[start of SUPPLIED INFORMATION]

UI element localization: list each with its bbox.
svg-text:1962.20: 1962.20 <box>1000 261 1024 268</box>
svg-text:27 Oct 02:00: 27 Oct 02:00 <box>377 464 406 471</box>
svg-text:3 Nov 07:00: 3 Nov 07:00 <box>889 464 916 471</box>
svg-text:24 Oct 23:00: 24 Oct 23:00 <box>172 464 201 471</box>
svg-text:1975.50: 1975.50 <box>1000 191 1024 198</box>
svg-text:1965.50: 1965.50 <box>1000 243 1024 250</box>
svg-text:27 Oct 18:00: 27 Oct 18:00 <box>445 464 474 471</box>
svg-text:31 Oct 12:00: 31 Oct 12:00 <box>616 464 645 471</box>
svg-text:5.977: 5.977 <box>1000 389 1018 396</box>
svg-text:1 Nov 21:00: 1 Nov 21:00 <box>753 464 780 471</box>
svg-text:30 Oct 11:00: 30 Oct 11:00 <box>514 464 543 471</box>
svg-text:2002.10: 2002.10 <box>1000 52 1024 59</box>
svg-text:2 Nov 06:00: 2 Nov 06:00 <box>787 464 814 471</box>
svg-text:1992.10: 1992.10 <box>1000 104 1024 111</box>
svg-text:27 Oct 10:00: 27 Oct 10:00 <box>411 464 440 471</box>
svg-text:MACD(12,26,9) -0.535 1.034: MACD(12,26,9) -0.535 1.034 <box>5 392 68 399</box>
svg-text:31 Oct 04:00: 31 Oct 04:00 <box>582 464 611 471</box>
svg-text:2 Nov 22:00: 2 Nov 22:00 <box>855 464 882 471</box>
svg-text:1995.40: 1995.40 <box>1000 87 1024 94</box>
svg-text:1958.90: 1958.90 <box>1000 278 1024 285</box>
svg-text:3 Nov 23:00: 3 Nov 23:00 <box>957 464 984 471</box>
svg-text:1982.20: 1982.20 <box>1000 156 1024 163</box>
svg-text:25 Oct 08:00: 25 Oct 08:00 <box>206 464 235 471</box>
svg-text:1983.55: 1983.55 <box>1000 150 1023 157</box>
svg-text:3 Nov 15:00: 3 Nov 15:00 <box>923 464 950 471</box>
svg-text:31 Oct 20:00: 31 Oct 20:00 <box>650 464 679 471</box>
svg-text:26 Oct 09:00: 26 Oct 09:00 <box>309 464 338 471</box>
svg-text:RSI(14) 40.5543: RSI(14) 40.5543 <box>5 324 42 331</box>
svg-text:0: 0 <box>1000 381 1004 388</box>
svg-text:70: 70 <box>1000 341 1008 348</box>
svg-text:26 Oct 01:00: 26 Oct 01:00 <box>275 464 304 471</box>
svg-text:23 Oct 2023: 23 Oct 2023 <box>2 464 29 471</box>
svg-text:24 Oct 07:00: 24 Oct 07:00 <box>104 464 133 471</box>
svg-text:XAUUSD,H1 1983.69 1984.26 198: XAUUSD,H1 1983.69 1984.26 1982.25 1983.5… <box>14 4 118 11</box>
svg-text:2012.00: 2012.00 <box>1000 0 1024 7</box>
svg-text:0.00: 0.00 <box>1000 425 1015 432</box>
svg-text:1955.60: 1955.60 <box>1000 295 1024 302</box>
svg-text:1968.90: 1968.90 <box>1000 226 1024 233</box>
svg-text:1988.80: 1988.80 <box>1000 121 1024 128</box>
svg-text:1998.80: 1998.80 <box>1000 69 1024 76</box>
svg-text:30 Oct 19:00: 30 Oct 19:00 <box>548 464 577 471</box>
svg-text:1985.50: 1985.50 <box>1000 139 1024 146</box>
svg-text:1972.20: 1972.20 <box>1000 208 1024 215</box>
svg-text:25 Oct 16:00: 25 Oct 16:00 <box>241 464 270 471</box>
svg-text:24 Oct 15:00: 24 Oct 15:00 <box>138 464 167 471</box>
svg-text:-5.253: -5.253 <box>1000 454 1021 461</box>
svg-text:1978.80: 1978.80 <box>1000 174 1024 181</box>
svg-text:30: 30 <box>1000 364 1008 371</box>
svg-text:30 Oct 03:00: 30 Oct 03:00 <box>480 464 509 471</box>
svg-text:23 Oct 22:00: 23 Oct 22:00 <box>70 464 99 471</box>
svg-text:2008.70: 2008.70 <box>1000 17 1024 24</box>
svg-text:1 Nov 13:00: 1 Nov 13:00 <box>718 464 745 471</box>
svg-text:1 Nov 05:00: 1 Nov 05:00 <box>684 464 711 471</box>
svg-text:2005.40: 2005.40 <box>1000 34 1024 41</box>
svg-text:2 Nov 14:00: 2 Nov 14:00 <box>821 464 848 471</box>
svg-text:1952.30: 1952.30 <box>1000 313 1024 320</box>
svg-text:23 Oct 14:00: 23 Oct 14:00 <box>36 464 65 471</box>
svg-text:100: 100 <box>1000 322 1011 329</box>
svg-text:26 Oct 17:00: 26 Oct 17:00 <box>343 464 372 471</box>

[end of SUPPLIED INFORMATION]

- [YOUR OBJECTIVE] How many lines in the rows above contain the string "localization"? Reply with the number alone.

- [SOLUTION] 1